YANG AKAN DIKERJAKAN:
1. Jawablah pertanyaan berikut berdasarkan teks tentang ayat Ali ‘Imrân/3:110.
(a) Menurut terjemahan ayat itu, umat yang terbaik mencegah dari apa?
(b) Siapa yang dimaksud dengan “kamu adalah umat yang terbaik” dalam ayat ini?
(c) Dengan syarat apa kaum Muslimin sepeninggal mereka juga dikatakan sebaik-baik umat?
2. Teruskan teks tentang ayat Ali ‘Imrân/3:110 mulai setelah kalimat terakhirnya.

كُنْتُمْ خَيْرَ أُمَّةٍ أُخْرِجَتْ لِلنَّاسِ تَأْمُرُونَ بِالْمَعْرُوفِ وَتَنْهَوْنَ عَنِ الْمُنْكَرِ وَتُؤْمِنُونَ بِاللَّهِ

Kamu adalah umat yang terbaik yang dilahirkan untuk manusia, menyuruh kepada yang ma'ruf, dan mencegah dari yang mungkar, dan beriman kepada Allâh…“ [Ali ‘Imrân/3:110]

Dalam ayat ini, yang dimaksud dengan “kamu adalah umat yang terbaik” adalah para shahabat Radhiyallahu anhum . Dan kaum Muslimin sepeninggal mereka akan dikatakan sebaik-baik umat pula apabila mereka mengikuti para shahabat Radhiyallahu anhum .

BAHAN YANG DISEDIAKAN:
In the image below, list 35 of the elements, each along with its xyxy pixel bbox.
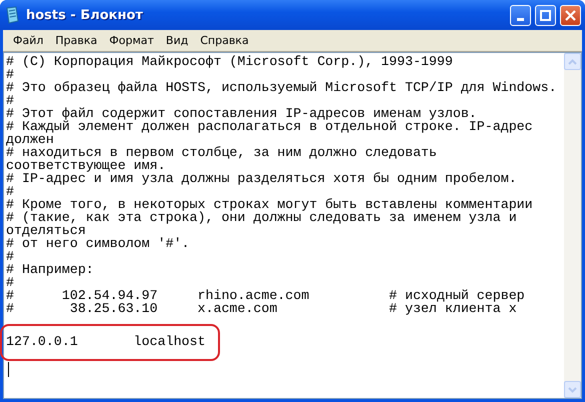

JAWABAN TIAP TUGAS:
1.
(a) Dari yang mungkar.
(b) Para shahabat Radhiyallahu anhum.
(c) Apabila mereka mengikuti para shahabat Radhiyallahu anhum.

2.
Selanjutnya beliau mengatakan, “Ayat ini meskipun umum, tetapi yang dimaksud adalah khusus, yaitu para Shahabat.”[5]

Dari ayat ini, para ulama Ahli Hadits mengambil kesimpulan bahwa :

اَلصَّحَابَةُ كُلُّهُمْ عُدُوْلٌ

Para Shahabat semuanya adalah adil.[6]

Al-Hâfizh Ibnu Hajar al-‘Asqalâni rahimahullah (wafat th. 852 H) berkata, “Ahlus Sunnah telah sepakat bahwa seluruh shahabat adalah adil dan tidak ada yang menyalahi (kesepakatan ini), kecuali sedikit dari ahlul bid’ah.”[7]

Imam Ibnul Qayyim rahimahullah berkata, “Sisi pengambilan dalil dari hadits (yang ada di awal pembahasan) ini ialah bahwa beliau Shallallahu ‘alaihi wa sallam menjadikan kedudukan para shahabat bagi orang setelah mereka seperti kedudukan beliau bagi para shahabatnya, dan juga seperti keberadaan bintang bagi langit. Dan telah diketahui bahwa permisalan ini memberikan arti wajibnya umat ini mengambil petunjuk mereka, sebagaimana para shahabat yang telah mengambil petunjuk Nabi mereka Shallallahu ‘alaihi wa sallam, dan sebagaimana penduduk bumi yang mengambil petunjuk (jalan/arah) dari bintang. Juga, Nabi Shallallahu ‘alaihi wa sallam menyatakan bahwa keberadaan mereka di tengah-tengah umat menjadi pelindung umat serta membentengi mereka dari berbagai kejelekan dan sebab-sebab kejelekan[8].

Rasûlullâh Shallallahu ‘alaihi wa sallam menyebutkan bahwa para shahabat adalah hujjah bagi kita dalam memahami Islam. Para Shahabat bagaikan bintang di langit. Dalam al-Qur'ân, bintang memiliki tiga fungsi:

1. Sebagai hiasan langit,
2. Pelempar setan,
3. Petunjuk arah.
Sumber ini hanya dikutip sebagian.